Job:
Every entry below should be repeated exactly; the pictures should not.

----

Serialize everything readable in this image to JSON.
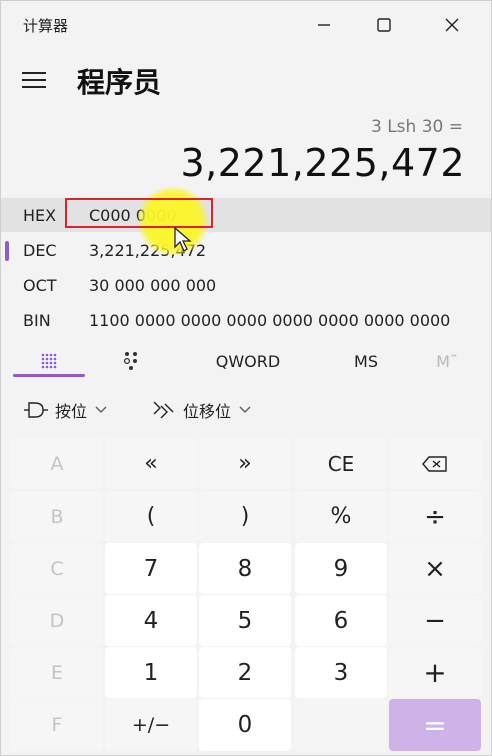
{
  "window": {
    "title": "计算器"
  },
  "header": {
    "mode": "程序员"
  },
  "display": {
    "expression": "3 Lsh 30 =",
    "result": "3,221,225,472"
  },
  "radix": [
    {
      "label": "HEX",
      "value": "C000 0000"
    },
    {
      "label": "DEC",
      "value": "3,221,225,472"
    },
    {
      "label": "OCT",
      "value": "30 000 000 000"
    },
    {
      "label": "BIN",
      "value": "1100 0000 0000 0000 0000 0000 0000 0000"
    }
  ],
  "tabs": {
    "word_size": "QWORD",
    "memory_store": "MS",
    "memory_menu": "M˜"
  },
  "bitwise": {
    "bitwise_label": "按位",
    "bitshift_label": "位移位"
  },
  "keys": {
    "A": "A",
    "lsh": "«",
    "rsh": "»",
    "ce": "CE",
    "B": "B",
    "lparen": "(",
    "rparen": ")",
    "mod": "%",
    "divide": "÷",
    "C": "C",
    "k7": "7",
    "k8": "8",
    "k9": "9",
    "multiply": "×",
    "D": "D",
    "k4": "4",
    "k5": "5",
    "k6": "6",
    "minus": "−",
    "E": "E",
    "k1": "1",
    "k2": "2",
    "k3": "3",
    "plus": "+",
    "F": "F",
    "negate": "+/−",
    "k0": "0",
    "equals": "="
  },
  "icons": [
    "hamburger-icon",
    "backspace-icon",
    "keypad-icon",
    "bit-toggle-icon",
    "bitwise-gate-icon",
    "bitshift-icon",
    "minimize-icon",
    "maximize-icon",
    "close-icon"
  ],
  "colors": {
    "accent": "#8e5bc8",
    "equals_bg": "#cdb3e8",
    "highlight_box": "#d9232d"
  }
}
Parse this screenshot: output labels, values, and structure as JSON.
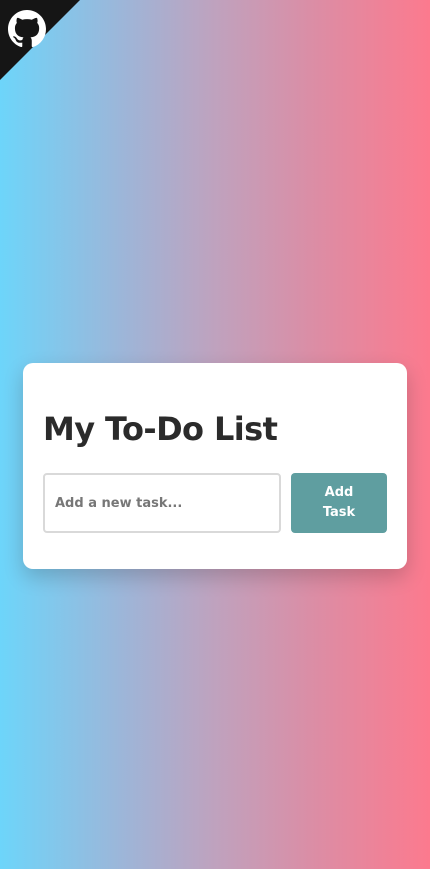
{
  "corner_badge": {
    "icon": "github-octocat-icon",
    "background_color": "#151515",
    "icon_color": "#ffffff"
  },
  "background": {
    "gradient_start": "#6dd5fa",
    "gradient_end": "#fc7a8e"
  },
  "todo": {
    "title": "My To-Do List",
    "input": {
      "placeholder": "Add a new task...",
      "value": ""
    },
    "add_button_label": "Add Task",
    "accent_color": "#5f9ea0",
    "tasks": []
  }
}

----

The answer:
Serialize everything readable in this image to JSON.
{
  "window": {
    "title": "计算器"
  },
  "header": {
    "mode": "程序员"
  },
  "display": {
    "expression": "3 Lsh 30 =",
    "result": "3,221,225,472"
  },
  "radix": [
    {
      "label": "HEX",
      "value": "C000 0000"
    },
    {
      "label": "DEC",
      "value": "3,221,225,472"
    },
    {
      "label": "OCT",
      "value": "30 000 000 000"
    },
    {
      "label": "BIN",
      "value": "1100 0000 0000 0000 0000 0000 0000 0000"
    }
  ],
  "tabs": {
    "word_size": "QWORD",
    "memory_store": "MS",
    "memory_menu": "M˜"
  },
  "bitwise": {
    "bitwise_label": "按位",
    "bitshift_label": "位移位"
  },
  "keys": {
    "A": "A",
    "lsh": "«",
    "rsh": "»",
    "ce": "CE",
    "B": "B",
    "lparen": "(",
    "rparen": ")",
    "mod": "%",
    "divide": "÷",
    "C": "C",
    "k7": "7",
    "k8": "8",
    "k9": "9",
    "multiply": "×",
    "D": "D",
    "k4": "4",
    "k5": "5",
    "k6": "6",
    "minus": "−",
    "E": "E",
    "k1": "1",
    "k2": "2",
    "k3": "3",
    "plus": "+",
    "F": "F",
    "negate": "+/−",
    "k0": "0",
    "equals": "="
  },
  "icons": [
    "hamburger-icon",
    "backspace-icon",
    "keypad-icon",
    "bit-toggle-icon",
    "bitwise-gate-icon",
    "bitshift-icon",
    "minimize-icon",
    "maximize-icon",
    "close-icon"
  ],
  "colors": {
    "accent": "#8e5bc8",
    "equals_bg": "#cdb3e8",
    "highlight_box": "#d9232d"
  }
}
Parse this screenshot: output labels, values, and structure as JSON.
{
  "corner_badge": {
    "icon": "github-octocat-icon",
    "background_color": "#151515",
    "icon_color": "#ffffff"
  },
  "background": {
    "gradient_start": "#6dd5fa",
    "gradient_end": "#fc7a8e"
  },
  "todo": {
    "title": "My To-Do List",
    "input": {
      "placeholder": "Add a new task...",
      "value": ""
    },
    "add_button_label": "Add Task",
    "accent_color": "#5f9ea0",
    "tasks": []
  }
}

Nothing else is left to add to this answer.